Work to do |
Pictures stay out of your copy, but everything else in the records below must be repeated exactly.

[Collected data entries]
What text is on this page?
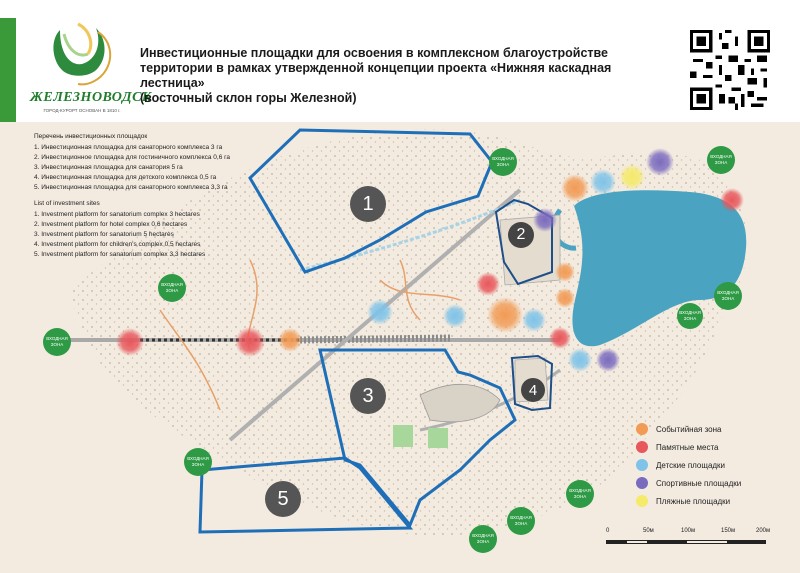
ЖЕЛЕЗНОВОДСК
ГОРОД-КУРОРТ ОСНОВАН В 1810 г.
Инвестиционные площадки для освоения в комплексном благоустройстве
территории в рамках утвержденной концепции проекта «Нижняя каскадная лестница»
(восточный склон горы Железной)
1
2
3	4
5
ВХОДНАЯ
ЗОНА
ВХОДНАЯ
ЗОНА
ВХОДНАЯ
ЗОНА	ВХОДНАЯ
ЗОНА
ВХОДНАЯ
ЗОНА
ВХОДНАЯ
ЗОНА
ВХОДНАЯ
ЗОНА
ВХОДНАЯ
ЗОНА
ВХОДНАЯ
ЗОНА
ВХОДНАЯ
ЗОНА
Перечень инвестиционных площадок
1. Инвестиционная площадка для санаторного комплекса 3 га
2. Инвестиционное площадка для гостиничного комплекса 0,6 га
3. Инвестиционная площадка для санатория 5 га
4. Инвестиционная площадка для детского комплекса 0,5 га
5. Инвестиционная площадка для санаторного комплекса 3,3 га
List of investment sites
1. Investment platform for sanatorium complex 3 hectares
2. Investment platform for hotel complex 0,6 hectares
3. Investment platform for sanatorium 5 hectares
4. Investment platform for children's complex 0,5 hectares
5. Investment platform for sanatorium complex 3,3 hectares
Событийная зона
Памятные места
Детские площадки
Спортивные площадки
Пляжные площадки
0	50м	100м	150м	200м
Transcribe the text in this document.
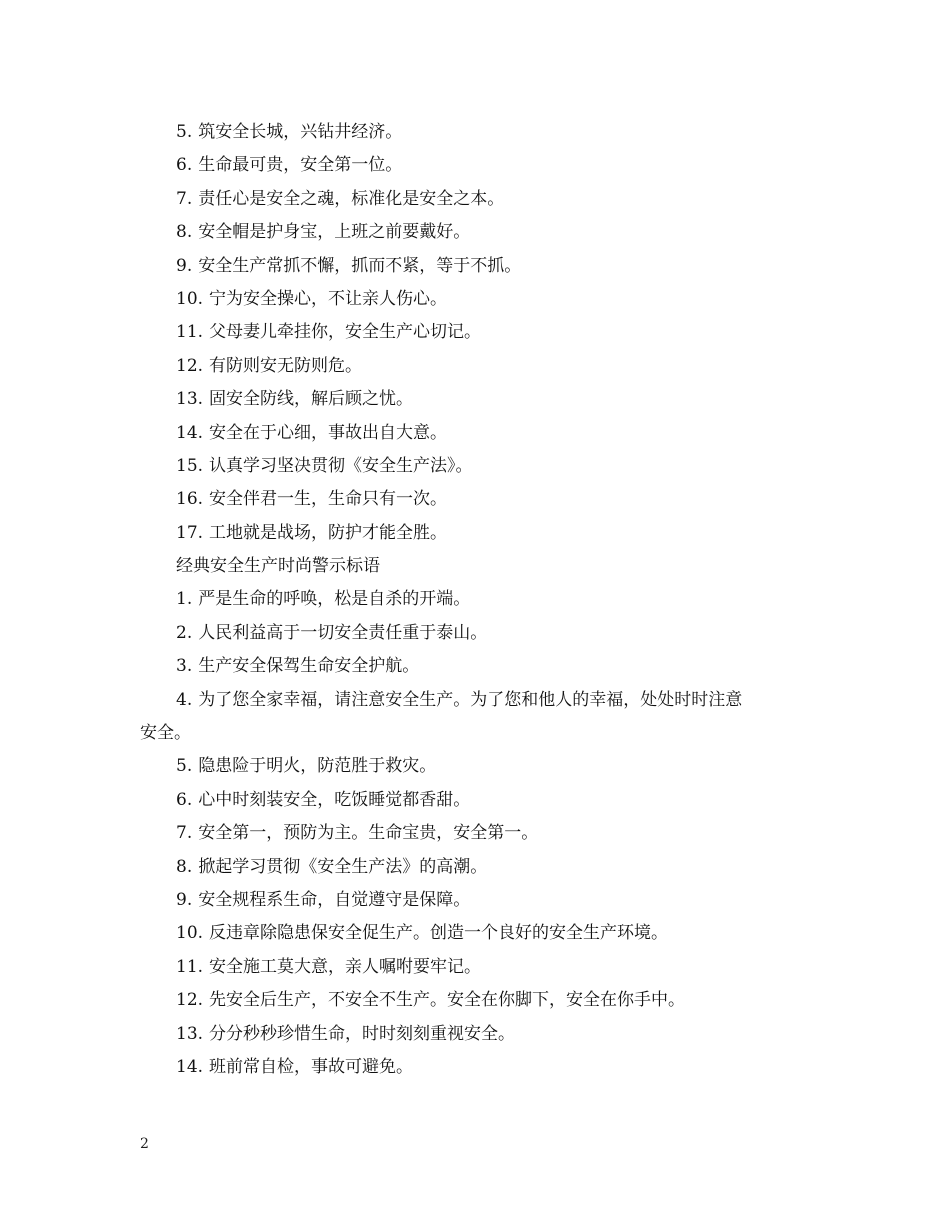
5. 筑安全长城，兴钻井经济。
6. 生命最可贵，安全第一位。
7. 责任心是安全之魂，标准化是安全之本。
8. 安全帽是护身宝，上班之前要戴好。
9. 安全生产常抓不懈，抓而不紧，等于不抓。
10. 宁为安全操心，不让亲人伤心。
11. 父母妻儿牵挂你，安全生产心切记。
12. 有防则安无防则危。
13. 固安全防线，解后顾之忧。
14. 安全在于心细，事故出自大意。
15. 认真学习坚决贯彻《安全生产法》。
16. 安全伴君一生，生命只有一次。
17. 工地就是战场，防护才能全胜。
经典安全生产时尚警示标语
1. 严是生命的呼唤，松是自杀的开端。
2. 人民利益高于一切安全责任重于泰山。
3. 生产安全保驾生命安全护航。
4. 为了您全家幸福，请注意安全生产。为了您和他人的幸福，处处时时注意
安全。
5. 隐患险于明火，防范胜于救灾。
6. 心中时刻装安全，吃饭睡觉都香甜。
7. 安全第一，预防为主。生命宝贵，安全第一。
8. 掀起学习贯彻《安全生产法》的高潮。
9. 安全规程系生命，自觉遵守是保障。
10. 反违章除隐患保安全促生产。创造一个良好的安全生产环境。
11. 安全施工莫大意，亲人嘱咐要牢记。
12. 先安全后生产，不安全不生产。安全在你脚下，安全在你手中。
13. 分分秒秒珍惜生命，时时刻刻重视安全。
14. 班前常自检，事故可避免。
2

Final answer |
What text is on this page?
ЖЕЛЕЗНОВОДСК
ГОРОД-КУРОРТ ОСНОВАН В 1810 г.
Инвестиционные площадки для освоения в комплексном благоустройстве
территории в рамках утвержденной концепции проекта «Нижняя каскадная лестница»
(восточный склон горы Железной)
1
2
3	4
5
ВХОДНАЯ
ЗОНА
ВХОДНАЯ
ЗОНА
ВХОДНАЯ
ЗОНА	ВХОДНАЯ
ЗОНА
ВХОДНАЯ
ЗОНА
ВХОДНАЯ
ЗОНА
ВХОДНАЯ
ЗОНА
ВХОДНАЯ
ЗОНА
ВХОДНАЯ
ЗОНА
ВХОДНАЯ
ЗОНА
Перечень инвестиционных площадок
1. Инвестиционная площадка для санаторного комплекса 3 га
2. Инвестиционное площадка для гостиничного комплекса 0,6 га
3. Инвестиционная площадка для санатория 5 га
4. Инвестиционная площадка для детского комплекса 0,5 га
5. Инвестиционная площадка для санаторного комплекса 3,3 га
List of investment sites
1. Investment platform for sanatorium complex 3 hectares
2. Investment platform for hotel complex 0,6 hectares
3. Investment platform for sanatorium 5 hectares
4. Investment platform for children's complex 0,5 hectares
5. Investment platform for sanatorium complex 3,3 hectares
Событийная зона
Памятные места
Детские площадки
Спортивные площадки
Пляжные площадки
0	50м	100м	150м	200м
Transcribe the text in this document.
5. 筑安全长城，兴钻井经济。
6. 生命最可贵，安全第一位。
7. 责任心是安全之魂，标准化是安全之本。
8. 安全帽是护身宝，上班之前要戴好。
9. 安全生产常抓不懈，抓而不紧，等于不抓。
10. 宁为安全操心，不让亲人伤心。
11. 父母妻儿牵挂你，安全生产心切记。
12. 有防则安无防则危。
13. 固安全防线，解后顾之忧。
14. 安全在于心细，事故出自大意。
15. 认真学习坚决贯彻《安全生产法》。
16. 安全伴君一生，生命只有一次。
17. 工地就是战场，防护才能全胜。
经典安全生产时尚警示标语
1. 严是生命的呼唤，松是自杀的开端。
2. 人民利益高于一切安全责任重于泰山。
3. 生产安全保驾生命安全护航。
4. 为了您全家幸福，请注意安全生产。为了您和他人的幸福，处处时时注意
安全。
5. 隐患险于明火，防范胜于救灾。
6. 心中时刻装安全，吃饭睡觉都香甜。
7. 安全第一，预防为主。生命宝贵，安全第一。
8. 掀起学习贯彻《安全生产法》的高潮。
9. 安全规程系生命，自觉遵守是保障。
10. 反违章除隐患保安全促生产。创造一个良好的安全生产环境。
11. 安全施工莫大意，亲人嘱咐要牢记。
12. 先安全后生产，不安全不生产。安全在你脚下，安全在你手中。
13. 分分秒秒珍惜生命，时时刻刻重视安全。
14. 班前常自检，事故可避免。
2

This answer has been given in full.